STUDY TEXT ▸
Celaena · 31/12/2016 10:46

Looking at it from the DC point of view, i think that they would be happiest if you and ex could get on well.

that your hand overs were pleasant and about them and not about you/ex

Lweji · 31/12/2016 11:31

Celaena

That would be nice, wouldn't it?
I just wish someone would convince the twats on the other side.

My experience has been that you stick to your guns, don't let them run over you, and everything becomes more reliable (also better for the children) and respectful and amiable. You agree to everything in the name of peace and it's mayhem because they're never satisfied.

BoneyBackJefferson · 31/12/2016 11:41

CocoaX
And reflecting on it boney, you are seeking to condone harassment of the OP.

I'm not condoning harassment at all.

You are not sure what the problem with him is actually?

It seems that he is doing what posters are saying (and have said that dads should do) he is going to court to get appointed times to see his children.

This will stop the "harassment" and will stop the "ad hoc" contact.

Cricrichan · 31/12/2016 12:09

He's being unreasonable op.

I think you need to tell him that he's welcome to ask to see the kids on an as hoc basis but only if he accepts when you say no. If he carries on harassing you then he will not see them outside of his time .

Cricrichan · 31/12/2016 12:10

*ad hoc

CocoaX · 31/12/2016 13:16

Hmm contacting OP seven times when she says no is not going to court, though, is it?

(Stored data entries)
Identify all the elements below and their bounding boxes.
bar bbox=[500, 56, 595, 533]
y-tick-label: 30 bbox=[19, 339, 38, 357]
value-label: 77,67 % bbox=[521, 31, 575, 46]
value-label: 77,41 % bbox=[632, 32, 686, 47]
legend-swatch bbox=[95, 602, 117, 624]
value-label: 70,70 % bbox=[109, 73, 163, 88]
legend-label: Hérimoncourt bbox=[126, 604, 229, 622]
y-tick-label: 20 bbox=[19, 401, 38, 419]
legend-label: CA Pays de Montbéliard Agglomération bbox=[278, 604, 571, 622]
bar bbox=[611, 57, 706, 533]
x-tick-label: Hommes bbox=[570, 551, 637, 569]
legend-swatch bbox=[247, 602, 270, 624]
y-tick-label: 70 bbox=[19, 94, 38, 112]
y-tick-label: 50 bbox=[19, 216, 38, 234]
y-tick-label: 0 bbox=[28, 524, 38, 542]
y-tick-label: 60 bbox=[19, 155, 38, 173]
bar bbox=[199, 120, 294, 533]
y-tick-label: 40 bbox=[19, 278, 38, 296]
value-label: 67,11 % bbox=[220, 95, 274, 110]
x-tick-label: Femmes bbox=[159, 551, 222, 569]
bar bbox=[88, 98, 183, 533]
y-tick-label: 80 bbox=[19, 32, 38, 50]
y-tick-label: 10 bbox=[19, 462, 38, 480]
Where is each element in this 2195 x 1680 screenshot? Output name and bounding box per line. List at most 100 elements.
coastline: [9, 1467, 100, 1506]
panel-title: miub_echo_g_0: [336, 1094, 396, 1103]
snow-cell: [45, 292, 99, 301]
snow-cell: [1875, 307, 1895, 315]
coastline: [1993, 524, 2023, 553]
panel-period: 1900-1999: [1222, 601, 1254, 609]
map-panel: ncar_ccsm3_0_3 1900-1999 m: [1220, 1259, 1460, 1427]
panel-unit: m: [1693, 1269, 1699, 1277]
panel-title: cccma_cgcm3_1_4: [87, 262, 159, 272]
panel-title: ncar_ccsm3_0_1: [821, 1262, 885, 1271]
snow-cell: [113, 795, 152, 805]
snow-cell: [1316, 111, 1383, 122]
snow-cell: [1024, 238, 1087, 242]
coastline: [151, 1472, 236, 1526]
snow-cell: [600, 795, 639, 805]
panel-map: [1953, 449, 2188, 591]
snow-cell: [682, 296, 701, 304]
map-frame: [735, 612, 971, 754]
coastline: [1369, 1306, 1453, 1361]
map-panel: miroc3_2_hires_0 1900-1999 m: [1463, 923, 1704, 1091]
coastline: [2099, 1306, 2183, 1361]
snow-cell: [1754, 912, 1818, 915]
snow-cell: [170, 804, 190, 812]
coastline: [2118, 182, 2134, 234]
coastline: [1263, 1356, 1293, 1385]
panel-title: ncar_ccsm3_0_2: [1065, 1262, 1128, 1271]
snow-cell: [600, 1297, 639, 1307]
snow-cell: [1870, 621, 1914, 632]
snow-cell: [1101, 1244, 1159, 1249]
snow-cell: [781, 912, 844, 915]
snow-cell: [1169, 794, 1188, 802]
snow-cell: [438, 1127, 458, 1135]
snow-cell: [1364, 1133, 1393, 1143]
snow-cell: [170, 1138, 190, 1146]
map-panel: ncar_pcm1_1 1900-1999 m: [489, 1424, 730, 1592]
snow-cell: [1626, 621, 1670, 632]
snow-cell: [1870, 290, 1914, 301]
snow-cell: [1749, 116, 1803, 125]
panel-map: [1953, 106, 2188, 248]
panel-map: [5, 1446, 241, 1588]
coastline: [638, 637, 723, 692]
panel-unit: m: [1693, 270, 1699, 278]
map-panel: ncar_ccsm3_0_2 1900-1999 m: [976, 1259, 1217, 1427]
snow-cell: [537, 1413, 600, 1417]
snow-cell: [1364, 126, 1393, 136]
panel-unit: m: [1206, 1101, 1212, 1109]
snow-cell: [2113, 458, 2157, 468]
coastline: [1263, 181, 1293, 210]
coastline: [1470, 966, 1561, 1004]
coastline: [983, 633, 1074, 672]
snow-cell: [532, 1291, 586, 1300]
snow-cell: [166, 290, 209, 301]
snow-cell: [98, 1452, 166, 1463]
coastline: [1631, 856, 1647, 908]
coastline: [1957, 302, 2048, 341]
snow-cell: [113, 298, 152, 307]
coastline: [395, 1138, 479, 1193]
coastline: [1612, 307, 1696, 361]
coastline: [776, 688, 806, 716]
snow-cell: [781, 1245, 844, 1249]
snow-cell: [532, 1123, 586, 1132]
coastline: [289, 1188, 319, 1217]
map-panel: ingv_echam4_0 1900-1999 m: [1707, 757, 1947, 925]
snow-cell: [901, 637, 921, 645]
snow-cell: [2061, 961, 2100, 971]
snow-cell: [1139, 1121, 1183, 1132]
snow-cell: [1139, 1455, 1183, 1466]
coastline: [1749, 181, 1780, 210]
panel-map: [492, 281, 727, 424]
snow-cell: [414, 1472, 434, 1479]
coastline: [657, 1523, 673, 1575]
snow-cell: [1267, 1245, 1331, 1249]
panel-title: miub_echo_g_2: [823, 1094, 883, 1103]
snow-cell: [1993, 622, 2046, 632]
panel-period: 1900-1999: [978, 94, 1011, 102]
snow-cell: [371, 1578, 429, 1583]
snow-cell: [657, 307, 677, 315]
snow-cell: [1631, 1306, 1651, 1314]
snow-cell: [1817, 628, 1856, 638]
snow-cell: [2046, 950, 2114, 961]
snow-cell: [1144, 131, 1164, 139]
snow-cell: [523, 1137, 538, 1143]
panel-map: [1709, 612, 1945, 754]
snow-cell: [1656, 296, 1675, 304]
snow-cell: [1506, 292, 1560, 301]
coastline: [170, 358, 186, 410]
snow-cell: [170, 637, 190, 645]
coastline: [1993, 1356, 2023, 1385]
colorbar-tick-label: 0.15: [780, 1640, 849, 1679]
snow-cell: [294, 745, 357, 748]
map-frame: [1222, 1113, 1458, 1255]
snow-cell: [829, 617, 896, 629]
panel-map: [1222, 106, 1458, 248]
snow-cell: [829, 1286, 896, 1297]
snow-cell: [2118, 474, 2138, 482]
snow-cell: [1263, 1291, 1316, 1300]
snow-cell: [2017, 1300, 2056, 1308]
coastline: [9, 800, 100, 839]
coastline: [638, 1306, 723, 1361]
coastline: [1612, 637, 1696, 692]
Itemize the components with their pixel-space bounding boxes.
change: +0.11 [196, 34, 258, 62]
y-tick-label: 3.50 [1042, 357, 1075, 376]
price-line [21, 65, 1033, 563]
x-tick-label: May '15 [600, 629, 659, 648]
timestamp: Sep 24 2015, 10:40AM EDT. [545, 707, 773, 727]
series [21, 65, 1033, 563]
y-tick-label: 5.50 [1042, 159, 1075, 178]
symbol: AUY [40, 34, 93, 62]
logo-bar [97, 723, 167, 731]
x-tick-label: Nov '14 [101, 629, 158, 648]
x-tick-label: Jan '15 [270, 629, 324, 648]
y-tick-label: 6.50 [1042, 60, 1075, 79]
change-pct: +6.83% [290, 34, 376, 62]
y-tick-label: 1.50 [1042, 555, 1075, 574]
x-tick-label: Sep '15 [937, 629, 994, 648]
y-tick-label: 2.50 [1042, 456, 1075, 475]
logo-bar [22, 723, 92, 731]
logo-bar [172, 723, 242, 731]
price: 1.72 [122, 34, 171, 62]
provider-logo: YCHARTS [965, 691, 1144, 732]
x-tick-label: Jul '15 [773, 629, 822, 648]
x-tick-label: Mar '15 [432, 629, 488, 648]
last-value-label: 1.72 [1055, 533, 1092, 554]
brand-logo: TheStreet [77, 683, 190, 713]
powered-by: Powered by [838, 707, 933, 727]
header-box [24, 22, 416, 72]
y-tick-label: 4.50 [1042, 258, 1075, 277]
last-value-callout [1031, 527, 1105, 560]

WHAT IS NEEDED ▸ Please pick up the forum thread on child contact with an ex and continue it after its final post. The records have nothing to do with the forum thread.

WRITTEN ANSWER ▸
I missed the bit where OP said he was going to court. I need to re-read her updates.

CocoaX · 31/12/2016 13:31

I am not finding anything which says he is asking a court to regulate adhoc and informal time, rather than expecting OP to provide and not liking her saying no.

Family conference - additional term time overnights were agreed and he has half the holidays. The discussion above was about him assuming it was okay to intrude on her family time with DC - and then harassing her when she said no. But I don't see where he is seeking extra holiday time through due legal process, rather than seven phone calls and as hoc arrangements.

Though I suspect you don't want to engage with a version of events which does not support your reasonable and wronged unproblematic father narrative.

Anyway, there is lots of good and balanced advice in this thread, and a New Year for new boundaries, which will help both parties, I think.

BoneyBackJefferson · 31/12/2016 13:38

CocoaX
Though I suspect you don't want to engage with a version of events which does not support your reasonable and wronged unproblematic father narrative.

Ah yes the shutdown clause.

I don't think either is being particularly reasonable.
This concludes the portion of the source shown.